** start of LISTED RECORDS **

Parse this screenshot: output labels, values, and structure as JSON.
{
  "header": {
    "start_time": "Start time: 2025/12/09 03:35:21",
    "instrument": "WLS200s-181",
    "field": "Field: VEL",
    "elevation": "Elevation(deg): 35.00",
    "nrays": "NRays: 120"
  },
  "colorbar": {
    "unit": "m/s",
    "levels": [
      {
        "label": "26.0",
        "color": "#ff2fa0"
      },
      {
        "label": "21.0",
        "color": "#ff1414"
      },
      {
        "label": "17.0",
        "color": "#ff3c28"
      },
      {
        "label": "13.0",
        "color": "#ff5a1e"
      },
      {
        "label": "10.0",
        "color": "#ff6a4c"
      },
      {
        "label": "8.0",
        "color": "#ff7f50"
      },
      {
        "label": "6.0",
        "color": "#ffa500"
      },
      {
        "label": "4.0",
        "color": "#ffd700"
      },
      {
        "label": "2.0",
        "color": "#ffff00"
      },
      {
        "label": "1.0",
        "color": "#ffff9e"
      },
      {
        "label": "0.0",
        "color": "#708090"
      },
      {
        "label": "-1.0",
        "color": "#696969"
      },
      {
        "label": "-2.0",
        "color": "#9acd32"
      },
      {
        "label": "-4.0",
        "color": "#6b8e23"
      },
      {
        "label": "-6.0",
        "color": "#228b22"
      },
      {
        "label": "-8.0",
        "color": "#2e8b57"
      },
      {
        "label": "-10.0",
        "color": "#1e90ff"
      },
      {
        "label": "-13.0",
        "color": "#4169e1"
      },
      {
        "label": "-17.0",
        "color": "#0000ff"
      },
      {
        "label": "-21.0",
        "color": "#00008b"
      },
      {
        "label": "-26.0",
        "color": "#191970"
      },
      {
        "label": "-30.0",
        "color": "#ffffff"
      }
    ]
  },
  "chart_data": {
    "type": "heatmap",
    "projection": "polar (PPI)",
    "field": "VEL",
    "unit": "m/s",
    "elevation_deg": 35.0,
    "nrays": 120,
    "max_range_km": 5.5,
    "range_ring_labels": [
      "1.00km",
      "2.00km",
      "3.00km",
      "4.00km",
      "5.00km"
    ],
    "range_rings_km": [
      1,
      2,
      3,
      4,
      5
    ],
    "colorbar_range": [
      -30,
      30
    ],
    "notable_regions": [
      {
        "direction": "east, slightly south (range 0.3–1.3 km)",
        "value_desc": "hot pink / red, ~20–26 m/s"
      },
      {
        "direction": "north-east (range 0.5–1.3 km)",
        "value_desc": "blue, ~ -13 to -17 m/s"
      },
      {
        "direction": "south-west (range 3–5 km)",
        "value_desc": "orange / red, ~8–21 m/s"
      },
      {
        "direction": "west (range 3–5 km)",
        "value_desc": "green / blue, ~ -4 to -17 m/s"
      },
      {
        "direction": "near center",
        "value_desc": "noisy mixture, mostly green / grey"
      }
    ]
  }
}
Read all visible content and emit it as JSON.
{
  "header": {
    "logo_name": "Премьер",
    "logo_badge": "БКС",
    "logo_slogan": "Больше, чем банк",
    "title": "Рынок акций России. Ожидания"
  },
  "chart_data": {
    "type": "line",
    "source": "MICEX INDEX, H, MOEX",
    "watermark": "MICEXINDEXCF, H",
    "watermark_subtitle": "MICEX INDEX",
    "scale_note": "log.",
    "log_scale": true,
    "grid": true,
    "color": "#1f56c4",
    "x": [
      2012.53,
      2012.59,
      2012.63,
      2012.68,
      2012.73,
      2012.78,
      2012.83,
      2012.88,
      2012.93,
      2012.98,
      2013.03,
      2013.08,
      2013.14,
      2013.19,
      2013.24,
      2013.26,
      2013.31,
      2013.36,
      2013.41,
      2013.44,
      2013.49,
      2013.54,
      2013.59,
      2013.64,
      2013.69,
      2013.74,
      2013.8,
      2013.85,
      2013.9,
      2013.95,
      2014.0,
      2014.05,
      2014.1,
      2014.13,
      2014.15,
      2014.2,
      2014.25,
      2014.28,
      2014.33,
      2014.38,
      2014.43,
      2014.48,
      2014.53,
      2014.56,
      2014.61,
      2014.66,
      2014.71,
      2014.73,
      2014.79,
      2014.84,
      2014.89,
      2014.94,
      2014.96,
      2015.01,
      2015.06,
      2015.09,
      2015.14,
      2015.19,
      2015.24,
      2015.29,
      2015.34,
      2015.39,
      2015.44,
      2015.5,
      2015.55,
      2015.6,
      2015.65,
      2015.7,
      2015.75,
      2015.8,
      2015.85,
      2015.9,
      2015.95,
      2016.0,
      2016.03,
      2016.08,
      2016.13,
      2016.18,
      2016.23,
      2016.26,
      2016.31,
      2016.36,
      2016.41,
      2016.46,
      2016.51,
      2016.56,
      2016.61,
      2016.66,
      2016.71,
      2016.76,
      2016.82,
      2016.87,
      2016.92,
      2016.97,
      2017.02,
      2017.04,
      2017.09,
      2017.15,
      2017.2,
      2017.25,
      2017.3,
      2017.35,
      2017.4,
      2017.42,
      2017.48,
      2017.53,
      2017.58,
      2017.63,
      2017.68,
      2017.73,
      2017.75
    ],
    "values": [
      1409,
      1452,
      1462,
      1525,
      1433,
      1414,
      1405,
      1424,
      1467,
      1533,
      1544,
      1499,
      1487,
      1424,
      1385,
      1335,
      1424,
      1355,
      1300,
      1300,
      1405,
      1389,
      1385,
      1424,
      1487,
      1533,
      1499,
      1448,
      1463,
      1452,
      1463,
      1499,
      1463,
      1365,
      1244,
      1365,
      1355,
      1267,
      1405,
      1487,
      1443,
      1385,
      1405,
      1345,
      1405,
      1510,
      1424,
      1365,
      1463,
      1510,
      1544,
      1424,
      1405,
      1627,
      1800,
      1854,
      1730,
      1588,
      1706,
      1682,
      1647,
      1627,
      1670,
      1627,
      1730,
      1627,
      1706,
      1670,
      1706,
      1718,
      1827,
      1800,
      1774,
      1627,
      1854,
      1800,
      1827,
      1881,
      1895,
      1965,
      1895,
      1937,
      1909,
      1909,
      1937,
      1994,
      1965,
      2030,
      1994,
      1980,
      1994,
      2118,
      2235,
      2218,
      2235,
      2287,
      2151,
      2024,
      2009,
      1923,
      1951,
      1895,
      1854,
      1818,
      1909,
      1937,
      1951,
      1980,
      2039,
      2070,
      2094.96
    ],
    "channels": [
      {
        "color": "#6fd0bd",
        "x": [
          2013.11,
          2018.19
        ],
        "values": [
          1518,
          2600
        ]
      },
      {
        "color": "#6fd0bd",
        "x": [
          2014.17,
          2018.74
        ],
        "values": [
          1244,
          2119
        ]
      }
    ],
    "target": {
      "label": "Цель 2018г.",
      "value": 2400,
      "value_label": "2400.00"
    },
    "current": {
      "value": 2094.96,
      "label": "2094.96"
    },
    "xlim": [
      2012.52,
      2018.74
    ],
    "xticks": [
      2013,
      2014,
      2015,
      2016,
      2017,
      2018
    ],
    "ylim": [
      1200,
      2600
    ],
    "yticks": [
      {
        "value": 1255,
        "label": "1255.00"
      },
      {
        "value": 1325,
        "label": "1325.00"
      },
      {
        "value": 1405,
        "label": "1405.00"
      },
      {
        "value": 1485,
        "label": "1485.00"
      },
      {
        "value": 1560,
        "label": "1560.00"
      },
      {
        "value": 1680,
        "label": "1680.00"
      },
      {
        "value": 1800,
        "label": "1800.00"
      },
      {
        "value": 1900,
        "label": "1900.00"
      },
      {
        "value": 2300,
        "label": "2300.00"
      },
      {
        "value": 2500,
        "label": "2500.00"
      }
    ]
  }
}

** end of LISTED RECORDS **

## EXERCISE OBJECTIVE
Copy all the records above precisely.

## TASK SOLUTION
Parse this screenshot: output labels, values, and structure as JSON.
{
  "header": {
    "start_time": "Start time: 2025/12/09 03:35:21",
    "instrument": "WLS200s-181",
    "field": "Field: VEL",
    "elevation": "Elevation(deg): 35.00",
    "nrays": "NRays: 120"
  },
  "colorbar": {
    "unit": "m/s",
    "levels": [
      {
        "label": "26.0",
        "color": "#ff2fa0"
      },
      {
        "label": "21.0",
        "color": "#ff1414"
      },
      {
        "label": "17.0",
        "color": "#ff3c28"
      },
      {
        "label": "13.0",
        "color": "#ff5a1e"
      },
      {
        "label": "10.0",
        "color": "#ff6a4c"
      },
      {
        "label": "8.0",
        "color": "#ff7f50"
      },
      {
        "label": "6.0",
        "color": "#ffa500"
      },
      {
        "label": "4.0",
        "color": "#ffd700"
      },
      {
        "label": "2.0",
        "color": "#ffff00"
      },
      {
        "label": "1.0",
        "color": "#ffff9e"
      },
      {
        "label": "0.0",
        "color": "#708090"
      },
      {
        "label": "-1.0",
        "color": "#696969"
      },
      {
        "label": "-2.0",
        "color": "#9acd32"
      },
      {
        "label": "-4.0",
        "color": "#6b8e23"
      },
      {
        "label": "-6.0",
        "color": "#228b22"
      },
      {
        "label": "-8.0",
        "color": "#2e8b57"
      },
      {
        "label": "-10.0",
        "color": "#1e90ff"
      },
      {
        "label": "-13.0",
        "color": "#4169e1"
      },
      {
        "label": "-17.0",
        "color": "#0000ff"
      },
      {
        "label": "-21.0",
        "color": "#00008b"
      },
      {
        "label": "-26.0",
        "color": "#191970"
      },
      {
        "label": "-30.0",
        "color": "#ffffff"
      }
    ]
  },
  "chart_data": {
    "type": "heatmap",
    "projection": "polar (PPI)",
    "field": "VEL",
    "unit": "m/s",
    "elevation_deg": 35.0,
    "nrays": 120,
    "max_range_km": 5.5,
    "range_ring_labels": [
      "1.00km",
      "2.00km",
      "3.00km",
      "4.00km",
      "5.00km"
    ],
    "range_rings_km": [
      1,
      2,
      3,
      4,
      5
    ],
    "colorbar_range": [
      -30,
      30
    ],
    "notable_regions": [
      {
        "direction": "east, slightly south (range 0.3–1.3 km)",
        "value_desc": "hot pink / red, ~20–26 m/s"
      },
      {
        "direction": "north-east (range 0.5–1.3 km)",
        "value_desc": "blue, ~ -13 to -17 m/s"
      },
      {
        "direction": "south-west (range 3–5 km)",
        "value_desc": "orange / red, ~8–21 m/s"
      },
      {
        "direction": "west (range 3–5 km)",
        "value_desc": "green / blue, ~ -4 to -17 m/s"
      },
      {
        "direction": "near center",
        "value_desc": "noisy mixture, mostly green / grey"
      }
    ]
  }
}
Read all visible content and emit it as JSON.
{
  "header": {
    "logo_name": "Премьер",
    "logo_badge": "БКС",
    "logo_slogan": "Больше, чем банк",
    "title": "Рынок акций России. Ожидания"
  },
  "chart_data": {
    "type": "line",
    "source": "MICEX INDEX, H, MOEX",
    "watermark": "MICEXINDEXCF, H",
    "watermark_subtitle": "MICEX INDEX",
    "scale_note": "log.",
    "log_scale": true,
    "grid": true,
    "color": "#1f56c4",
    "x": [
      2012.53,
      2012.59,
      2012.63,
      2012.68,
      2012.73,
      2012.78,
      2012.83,
      2012.88,
      2012.93,
      2012.98,
      2013.03,
      2013.08,
      2013.14,
      2013.19,
      2013.24,
      2013.26,
      2013.31,
      2013.36,
      2013.41,
      2013.44,
      2013.49,
      2013.54,
      2013.59,
      2013.64,
      2013.69,
      2013.74,
      2013.8,
      2013.85,
      2013.9,
      2013.95,
      2014.0,
      2014.05,
      2014.1,
      2014.13,
      2014.15,
      2014.2,
      2014.25,
      2014.28,
      2014.33,
      2014.38,
      2014.43,
      2014.48,
      2014.53,
      2014.56,
      2014.61,
      2014.66,
      2014.71,
      2014.73,
      2014.79,
      2014.84,
      2014.89,
      2014.94,
      2014.96,
      2015.01,
      2015.06,
      2015.09,
      2015.14,
      2015.19,
      2015.24,
      2015.29,
      2015.34,
      2015.39,
      2015.44,
      2015.5,
      2015.55,
      2015.6,
      2015.65,
      2015.7,
      2015.75,
      2015.8,
      2015.85,
      2015.9,
      2015.95,
      2016.0,
      2016.03,
      2016.08,
      2016.13,
      2016.18,
      2016.23,
      2016.26,
      2016.31,
      2016.36,
      2016.41,
      2016.46,
      2016.51,
      2016.56,
      2016.61,
      2016.66,
      2016.71,
      2016.76,
      2016.82,
      2016.87,
      2016.92,
      2016.97,
      2017.02,
      2017.04,
      2017.09,
      2017.15,
      2017.2,
      2017.25,
      2017.3,
      2017.35,
      2017.4,
      2017.42,
      2017.48,
      2017.53,
      2017.58,
      2017.63,
      2017.68,
      2017.73,
      2017.75
    ],
    "values": [
      1409,
      1452,
      1462,
      1525,
      1433,
      1414,
      1405,
      1424,
      1467,
      1533,
      1544,
      1499,
      1487,
      1424,
      1385,
      1335,
      1424,
      1355,
      1300,
      1300,
      1405,
      1389,
      1385,
      1424,
      1487,
      1533,
      1499,
      1448,
      1463,
      1452,
      1463,
      1499,
      1463,
      1365,
      1244,
      1365,
      1355,
      1267,
      1405,
      1487,
      1443,
      1385,
      1405,
      1345,
      1405,
      1510,
      1424,
      1365,
      1463,
      1510,
      1544,
      1424,
      1405,
      1627,
      1800,
      1854,
      1730,
      1588,
      1706,
      1682,
      1647,
      1627,
      1670,
      1627,
      1730,
      1627,
      1706,
      1670,
      1706,
      1718,
      1827,
      1800,
      1774,
      1627,
      1854,
      1800,
      1827,
      1881,
      1895,
      1965,
      1895,
      1937,
      1909,
      1909,
      1937,
      1994,
      1965,
      2030,
      1994,
      1980,
      1994,
      2118,
      2235,
      2218,
      2235,
      2287,
      2151,
      2024,
      2009,
      1923,
      1951,
      1895,
      1854,
      1818,
      1909,
      1937,
      1951,
      1980,
      2039,
      2070,
      2094.96
    ],
    "channels": [
      {
        "color": "#6fd0bd",
        "x": [
          2013.11,
          2018.19
        ],
        "values": [
          1518,
          2600
        ]
      },
      {
        "color": "#6fd0bd",
        "x": [
          2014.17,
          2018.74
        ],
        "values": [
          1244,
          2119
        ]
      }
    ],
    "target": {
      "label": "Цель 2018г.",
      "value": 2400,
      "value_label": "2400.00"
    },
    "current": {
      "value": 2094.96,
      "label": "2094.96"
    },
    "xlim": [
      2012.52,
      2018.74
    ],
    "xticks": [
      2013,
      2014,
      2015,
      2016,
      2017,
      2018
    ],
    "ylim": [
      1200,
      2600
    ],
    "yticks": [
      {
        "value": 1255,
        "label": "1255.00"
      },
      {
        "value": 1325,
        "label": "1325.00"
      },
      {
        "value": 1405,
        "label": "1405.00"
      },
      {
        "value": 1485,
        "label": "1485.00"
      },
      {
        "value": 1560,
        "label": "1560.00"
      },
      {
        "value": 1680,
        "label": "1680.00"
      },
      {
        "value": 1800,
        "label": "1800.00"
      },
      {
        "value": 1900,
        "label": "1900.00"
      },
      {
        "value": 2300,
        "label": "2300.00"
      },
      {
        "value": 2500,
        "label": "2500.00"
      }
    ]
  }
}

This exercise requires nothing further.